--- BEGIN DATA LINES ---

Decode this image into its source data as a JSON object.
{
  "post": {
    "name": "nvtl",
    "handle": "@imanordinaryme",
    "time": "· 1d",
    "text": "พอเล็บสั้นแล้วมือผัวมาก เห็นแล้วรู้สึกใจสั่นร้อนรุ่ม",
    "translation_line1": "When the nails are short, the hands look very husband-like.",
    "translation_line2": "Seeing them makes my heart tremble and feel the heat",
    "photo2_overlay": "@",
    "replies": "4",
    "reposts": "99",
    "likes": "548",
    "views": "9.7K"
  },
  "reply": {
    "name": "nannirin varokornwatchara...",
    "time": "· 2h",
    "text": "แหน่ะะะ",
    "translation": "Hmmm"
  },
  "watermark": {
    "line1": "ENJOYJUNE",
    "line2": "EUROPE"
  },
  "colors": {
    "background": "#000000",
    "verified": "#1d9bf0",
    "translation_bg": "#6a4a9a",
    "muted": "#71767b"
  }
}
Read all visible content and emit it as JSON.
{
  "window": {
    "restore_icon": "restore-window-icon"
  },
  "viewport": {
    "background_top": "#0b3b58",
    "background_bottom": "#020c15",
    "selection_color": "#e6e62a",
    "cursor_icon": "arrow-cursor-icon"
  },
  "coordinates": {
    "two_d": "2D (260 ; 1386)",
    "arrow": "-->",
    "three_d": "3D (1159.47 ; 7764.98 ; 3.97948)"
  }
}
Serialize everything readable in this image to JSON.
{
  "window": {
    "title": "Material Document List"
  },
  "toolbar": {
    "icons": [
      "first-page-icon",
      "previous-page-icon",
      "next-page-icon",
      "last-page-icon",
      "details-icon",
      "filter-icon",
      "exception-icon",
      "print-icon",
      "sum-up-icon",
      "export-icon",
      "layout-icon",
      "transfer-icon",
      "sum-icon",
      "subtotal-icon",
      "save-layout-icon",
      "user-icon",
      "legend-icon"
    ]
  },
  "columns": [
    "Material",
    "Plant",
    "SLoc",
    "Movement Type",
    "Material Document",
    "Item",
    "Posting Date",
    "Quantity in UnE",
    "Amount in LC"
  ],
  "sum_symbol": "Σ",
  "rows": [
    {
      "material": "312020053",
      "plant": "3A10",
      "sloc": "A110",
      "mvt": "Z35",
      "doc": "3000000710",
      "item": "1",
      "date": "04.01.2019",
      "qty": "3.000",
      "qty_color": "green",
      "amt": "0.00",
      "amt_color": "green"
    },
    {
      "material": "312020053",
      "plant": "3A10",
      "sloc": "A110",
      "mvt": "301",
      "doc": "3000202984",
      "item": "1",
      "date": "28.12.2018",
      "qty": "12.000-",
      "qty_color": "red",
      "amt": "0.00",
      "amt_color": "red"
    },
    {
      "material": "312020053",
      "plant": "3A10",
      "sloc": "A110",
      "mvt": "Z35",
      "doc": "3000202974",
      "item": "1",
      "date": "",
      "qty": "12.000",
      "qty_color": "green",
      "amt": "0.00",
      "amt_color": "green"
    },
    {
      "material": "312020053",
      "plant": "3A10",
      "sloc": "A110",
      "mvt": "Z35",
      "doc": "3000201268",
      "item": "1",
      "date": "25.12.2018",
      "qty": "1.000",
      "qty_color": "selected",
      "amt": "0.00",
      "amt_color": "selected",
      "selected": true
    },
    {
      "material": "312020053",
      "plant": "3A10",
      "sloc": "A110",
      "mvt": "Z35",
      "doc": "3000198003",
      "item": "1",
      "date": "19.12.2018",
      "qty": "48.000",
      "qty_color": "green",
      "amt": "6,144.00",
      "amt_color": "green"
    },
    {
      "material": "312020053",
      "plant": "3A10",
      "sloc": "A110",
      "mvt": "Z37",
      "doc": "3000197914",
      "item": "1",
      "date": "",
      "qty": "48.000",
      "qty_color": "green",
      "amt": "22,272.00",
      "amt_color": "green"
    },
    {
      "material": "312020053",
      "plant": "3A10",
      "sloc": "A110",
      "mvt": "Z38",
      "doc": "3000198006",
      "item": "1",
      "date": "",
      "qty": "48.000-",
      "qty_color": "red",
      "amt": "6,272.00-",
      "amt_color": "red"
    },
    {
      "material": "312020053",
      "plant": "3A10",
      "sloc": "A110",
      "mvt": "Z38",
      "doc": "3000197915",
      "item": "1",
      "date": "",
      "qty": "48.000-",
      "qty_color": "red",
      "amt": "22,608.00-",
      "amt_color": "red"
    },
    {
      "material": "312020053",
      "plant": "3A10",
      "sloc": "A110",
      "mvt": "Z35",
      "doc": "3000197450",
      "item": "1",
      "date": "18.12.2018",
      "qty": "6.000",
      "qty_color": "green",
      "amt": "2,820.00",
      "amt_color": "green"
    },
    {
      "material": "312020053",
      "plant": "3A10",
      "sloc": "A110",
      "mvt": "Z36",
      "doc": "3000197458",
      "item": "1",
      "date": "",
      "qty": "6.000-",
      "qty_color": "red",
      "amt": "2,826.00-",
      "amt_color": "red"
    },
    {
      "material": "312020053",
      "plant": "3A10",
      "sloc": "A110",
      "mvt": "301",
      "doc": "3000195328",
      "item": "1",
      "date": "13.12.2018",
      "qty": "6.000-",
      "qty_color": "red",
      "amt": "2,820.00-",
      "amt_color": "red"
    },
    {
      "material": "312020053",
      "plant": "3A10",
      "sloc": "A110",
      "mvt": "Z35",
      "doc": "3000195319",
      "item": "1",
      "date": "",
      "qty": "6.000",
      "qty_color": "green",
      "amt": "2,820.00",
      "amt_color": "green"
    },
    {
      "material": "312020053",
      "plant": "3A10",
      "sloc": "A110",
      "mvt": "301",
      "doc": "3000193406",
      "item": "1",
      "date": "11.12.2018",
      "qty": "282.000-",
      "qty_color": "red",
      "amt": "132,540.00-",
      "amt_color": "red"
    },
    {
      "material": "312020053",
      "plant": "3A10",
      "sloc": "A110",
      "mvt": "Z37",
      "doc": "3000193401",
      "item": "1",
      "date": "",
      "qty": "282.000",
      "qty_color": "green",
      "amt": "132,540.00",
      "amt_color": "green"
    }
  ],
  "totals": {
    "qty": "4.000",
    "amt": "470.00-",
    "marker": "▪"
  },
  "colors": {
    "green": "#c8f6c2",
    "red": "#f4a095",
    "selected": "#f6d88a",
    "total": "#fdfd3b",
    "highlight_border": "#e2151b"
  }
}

--- END DATA LINES ---

Each record must be returned exactly as it is written.

- [RESPONSE FOR THIS EXERCISE]:
Decode this image into its source data as a JSON object.
{
  "post": {
    "name": "nvtl",
    "handle": "@imanordinaryme",
    "time": "· 1d",
    "text": "พอเล็บสั้นแล้วมือผัวมาก เห็นแล้วรู้สึกใจสั่นร้อนรุ่ม",
    "translation_line1": "When the nails are short, the hands look very husband-like.",
    "translation_line2": "Seeing them makes my heart tremble and feel the heat",
    "photo2_overlay": "@",
    "replies": "4",
    "reposts": "99",
    "likes": "548",
    "views": "9.7K"
  },
  "reply": {
    "name": "nannirin varokornwatchara...",
    "time": "· 2h",
    "text": "แหน่ะะะ",
    "translation": "Hmmm"
  },
  "watermark": {
    "line1": "ENJOYJUNE",
    "line2": "EUROPE"
  },
  "colors": {
    "background": "#000000",
    "verified": "#1d9bf0",
    "translation_bg": "#6a4a9a",
    "muted": "#71767b"
  }
}
Read all visible content and emit it as JSON.
{
  "window": {
    "restore_icon": "restore-window-icon"
  },
  "viewport": {
    "background_top": "#0b3b58",
    "background_bottom": "#020c15",
    "selection_color": "#e6e62a",
    "cursor_icon": "arrow-cursor-icon"
  },
  "coordinates": {
    "two_d": "2D (260 ; 1386)",
    "arrow": "-->",
    "three_d": "3D (1159.47 ; 7764.98 ; 3.97948)"
  }
}
Serialize everything readable in this image to JSON.
{
  "window": {
    "title": "Material Document List"
  },
  "toolbar": {
    "icons": [
      "first-page-icon",
      "previous-page-icon",
      "next-page-icon",
      "last-page-icon",
      "details-icon",
      "filter-icon",
      "exception-icon",
      "print-icon",
      "sum-up-icon",
      "export-icon",
      "layout-icon",
      "transfer-icon",
      "sum-icon",
      "subtotal-icon",
      "save-layout-icon",
      "user-icon",
      "legend-icon"
    ]
  },
  "columns": [
    "Material",
    "Plant",
    "SLoc",
    "Movement Type",
    "Material Document",
    "Item",
    "Posting Date",
    "Quantity in UnE",
    "Amount in LC"
  ],
  "sum_symbol": "Σ",
  "rows": [
    {
      "material": "312020053",
      "plant": "3A10",
      "sloc": "A110",
      "mvt": "Z35",
      "doc": "3000000710",
      "item": "1",
      "date": "04.01.2019",
      "qty": "3.000",
      "qty_color": "green",
      "amt": "0.00",
      "amt_color": "green"
    },
    {
      "material": "312020053",
      "plant": "3A10",
      "sloc": "A110",
      "mvt": "301",
      "doc": "3000202984",
      "item": "1",
      "date": "28.12.2018",
      "qty": "12.000-",
      "qty_color": "red",
      "amt": "0.00",
      "amt_color": "red"
    },
    {
      "material": "312020053",
      "plant": "3A10",
      "sloc": "A110",
      "mvt": "Z35",
      "doc": "3000202974",
      "item": "1",
      "date": "",
      "qty": "12.000",
      "qty_color": "green",
      "amt": "0.00",
      "amt_color": "green"
    },
    {
      "material": "312020053",
      "plant": "3A10",
      "sloc": "A110",
      "mvt": "Z35",
      "doc": "3000201268",
      "item": "1",
      "date": "25.12.2018",
      "qty": "1.000",
      "qty_color": "selected",
      "amt": "0.00",
      "amt_color": "selected",
      "selected": true
    },
    {
      "material": "312020053",
      "plant": "3A10",
      "sloc": "A110",
      "mvt": "Z35",
      "doc": "3000198003",
      "item": "1",
      "date": "19.12.2018",
      "qty": "48.000",
      "qty_color": "green",
      "amt": "6,144.00",
      "amt_color": "green"
    },
    {
      "material": "312020053",
      "plant": "3A10",
      "sloc": "A110",
      "mvt": "Z37",
      "doc": "3000197914",
      "item": "1",
      "date": "",
      "qty": "48.000",
      "qty_color": "green",
      "amt": "22,272.00",
      "amt_color": "green"
    },
    {
      "material": "312020053",
      "plant": "3A10",
      "sloc": "A110",
      "mvt": "Z38",
      "doc": "3000198006",
      "item": "1",
      "date": "",
      "qty": "48.000-",
      "qty_color": "red",
      "amt": "6,272.00-",
      "amt_color": "red"
    },
    {
      "material": "312020053",
      "plant": "3A10",
      "sloc": "A110",
      "mvt": "Z38",
      "doc": "3000197915",
      "item": "1",
      "date": "",
      "qty": "48.000-",
      "qty_color": "red",
      "amt": "22,608.00-",
      "amt_color": "red"
    },
    {
      "material": "312020053",
      "plant": "3A10",
      "sloc": "A110",
      "mvt": "Z35",
      "doc": "3000197450",
      "item": "1",
      "date": "18.12.2018",
      "qty": "6.000",
      "qty_color": "green",
      "amt": "2,820.00",
      "amt_color": "green"
    },
    {
      "material": "312020053",
      "plant": "3A10",
      "sloc": "A110",
      "mvt": "Z36",
      "doc": "3000197458",
      "item": "1",
      "date": "",
      "qty": "6.000-",
      "qty_color": "red",
      "amt": "2,826.00-",
      "amt_color": "red"
    },
    {
      "material": "312020053",
      "plant": "3A10",
      "sloc": "A110",
      "mvt": "301",
      "doc": "3000195328",
      "item": "1",
      "date": "13.12.2018",
      "qty": "6.000-",
      "qty_color": "red",
      "amt": "2,820.00-",
      "amt_color": "red"
    },
    {
      "material": "312020053",
      "plant": "3A10",
      "sloc": "A110",
      "mvt": "Z35",
      "doc": "3000195319",
      "item": "1",
      "date": "",
      "qty": "6.000",
      "qty_color": "green",
      "amt": "2,820.00",
      "amt_color": "green"
    },
    {
      "material": "312020053",
      "plant": "3A10",
      "sloc": "A110",
      "mvt": "301",
      "doc": "3000193406",
      "item": "1",
      "date": "11.12.2018",
      "qty": "282.000-",
      "qty_color": "red",
      "amt": "132,540.00-",
      "amt_color": "red"
    },
    {
      "material": "312020053",
      "plant": "3A10",
      "sloc": "A110",
      "mvt": "Z37",
      "doc": "3000193401",
      "item": "1",
      "date": "",
      "qty": "282.000",
      "qty_color": "green",
      "amt": "132,540.00",
      "amt_color": "green"
    }
  ],
  "totals": {
    "qty": "4.000",
    "amt": "470.00-",
    "marker": "▪"
  },
  "colors": {
    "green": "#c8f6c2",
    "red": "#f4a095",
    "selected": "#f6d88a",
    "total": "#fdfd3b",
    "highlight_border": "#e2151b"
  }
}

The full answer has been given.